*TASK STATEMENT:* Collect every line in the records below that contains the word "were".

** Begin EXTRACTED MATERIAL **

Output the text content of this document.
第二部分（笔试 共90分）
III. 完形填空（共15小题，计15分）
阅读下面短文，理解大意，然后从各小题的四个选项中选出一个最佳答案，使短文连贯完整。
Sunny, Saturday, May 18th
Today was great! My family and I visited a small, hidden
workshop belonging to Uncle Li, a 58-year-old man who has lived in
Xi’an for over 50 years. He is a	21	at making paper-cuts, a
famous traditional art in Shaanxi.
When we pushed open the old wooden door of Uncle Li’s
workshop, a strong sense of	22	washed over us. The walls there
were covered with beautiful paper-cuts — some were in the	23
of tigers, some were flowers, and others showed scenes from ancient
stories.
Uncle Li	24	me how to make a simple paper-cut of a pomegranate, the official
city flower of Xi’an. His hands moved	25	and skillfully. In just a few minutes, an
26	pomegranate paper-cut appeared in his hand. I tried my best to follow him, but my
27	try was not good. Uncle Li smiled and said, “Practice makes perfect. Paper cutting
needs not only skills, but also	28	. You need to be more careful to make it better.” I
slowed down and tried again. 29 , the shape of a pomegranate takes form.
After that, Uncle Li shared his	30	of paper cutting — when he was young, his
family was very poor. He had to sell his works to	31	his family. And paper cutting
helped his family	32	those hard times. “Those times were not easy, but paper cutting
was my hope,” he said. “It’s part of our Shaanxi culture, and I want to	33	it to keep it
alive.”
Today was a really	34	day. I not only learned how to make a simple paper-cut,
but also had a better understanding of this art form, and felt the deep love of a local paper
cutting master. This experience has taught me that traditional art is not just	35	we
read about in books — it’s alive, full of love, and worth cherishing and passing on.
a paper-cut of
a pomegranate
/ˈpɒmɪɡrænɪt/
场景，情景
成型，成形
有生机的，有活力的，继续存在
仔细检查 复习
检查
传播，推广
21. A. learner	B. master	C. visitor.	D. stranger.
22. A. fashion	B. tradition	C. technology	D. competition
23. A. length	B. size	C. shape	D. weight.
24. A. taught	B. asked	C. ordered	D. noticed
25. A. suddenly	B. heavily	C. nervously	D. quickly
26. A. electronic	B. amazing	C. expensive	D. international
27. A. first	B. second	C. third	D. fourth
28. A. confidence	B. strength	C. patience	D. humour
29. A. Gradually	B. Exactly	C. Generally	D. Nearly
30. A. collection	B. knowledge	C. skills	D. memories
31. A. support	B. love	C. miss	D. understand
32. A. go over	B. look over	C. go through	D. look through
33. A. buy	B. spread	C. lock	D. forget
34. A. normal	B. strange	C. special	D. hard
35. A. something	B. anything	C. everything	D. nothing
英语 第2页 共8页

** End EXTRACTED MATERIAL **

*RESULT OF THE EXERCISE:*
were covered with beautiful paper-cuts — some were in the	23
of tigers, some were flowers, and others showed scenes from ancient
helped his family	32	those hard times. “Those times were not easy, but paper cutting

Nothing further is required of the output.